• _Instructions for the task_
Would you print, without any changes, the lines from the first one through the line that contains "leader-hiato-maxilar (592, 48, 690, 185)", including both?

• _Supplied material_

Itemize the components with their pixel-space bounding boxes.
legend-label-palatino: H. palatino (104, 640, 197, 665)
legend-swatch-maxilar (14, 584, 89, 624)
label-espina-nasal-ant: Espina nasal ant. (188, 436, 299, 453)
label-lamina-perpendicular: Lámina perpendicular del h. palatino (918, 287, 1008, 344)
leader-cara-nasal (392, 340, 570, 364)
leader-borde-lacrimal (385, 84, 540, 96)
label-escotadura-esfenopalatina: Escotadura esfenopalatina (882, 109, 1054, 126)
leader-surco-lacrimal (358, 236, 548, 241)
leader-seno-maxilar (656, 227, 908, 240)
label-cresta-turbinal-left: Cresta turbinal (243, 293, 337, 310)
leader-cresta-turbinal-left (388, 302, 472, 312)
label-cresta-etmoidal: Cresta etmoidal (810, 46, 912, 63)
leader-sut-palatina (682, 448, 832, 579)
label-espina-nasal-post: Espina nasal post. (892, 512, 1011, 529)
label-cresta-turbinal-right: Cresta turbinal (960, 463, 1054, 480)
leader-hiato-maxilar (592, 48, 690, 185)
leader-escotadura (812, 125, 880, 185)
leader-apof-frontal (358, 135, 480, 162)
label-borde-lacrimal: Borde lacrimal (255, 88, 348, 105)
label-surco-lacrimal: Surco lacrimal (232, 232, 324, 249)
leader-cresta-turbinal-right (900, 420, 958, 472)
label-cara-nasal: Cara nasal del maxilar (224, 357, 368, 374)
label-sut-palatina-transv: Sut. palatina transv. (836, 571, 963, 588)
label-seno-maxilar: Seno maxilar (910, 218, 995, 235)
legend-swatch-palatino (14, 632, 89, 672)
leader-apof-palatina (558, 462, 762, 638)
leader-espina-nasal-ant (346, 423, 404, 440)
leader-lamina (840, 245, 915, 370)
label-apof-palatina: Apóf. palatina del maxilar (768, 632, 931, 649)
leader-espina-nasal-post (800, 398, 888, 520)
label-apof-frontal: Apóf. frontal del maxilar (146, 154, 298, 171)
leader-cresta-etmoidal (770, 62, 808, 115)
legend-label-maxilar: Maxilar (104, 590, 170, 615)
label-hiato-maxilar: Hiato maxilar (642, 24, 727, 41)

• _Written response_
Itemize the components with their pixel-space bounding boxes.
legend-label-palatino: H. palatino (104, 640, 197, 665)
legend-swatch-maxilar (14, 584, 89, 624)
label-espina-nasal-ant: Espina nasal ant. (188, 436, 299, 453)
label-lamina-perpendicular: Lámina perpendicular del h. palatino (918, 287, 1008, 344)
leader-cara-nasal (392, 340, 570, 364)
leader-borde-lacrimal (385, 84, 540, 96)
label-escotadura-esfenopalatina: Escotadura esfenopalatina (882, 109, 1054, 126)
leader-surco-lacrimal (358, 236, 548, 241)
leader-seno-maxilar (656, 227, 908, 240)
label-cresta-turbinal-left: Cresta turbinal (243, 293, 337, 310)
leader-cresta-turbinal-left (388, 302, 472, 312)
label-cresta-etmoidal: Cresta etmoidal (810, 46, 912, 63)
leader-sut-palatina (682, 448, 832, 579)
label-espina-nasal-post: Espina nasal post. (892, 512, 1011, 529)
label-cresta-turbinal-right: Cresta turbinal (960, 463, 1054, 480)
leader-hiato-maxilar (592, 48, 690, 185)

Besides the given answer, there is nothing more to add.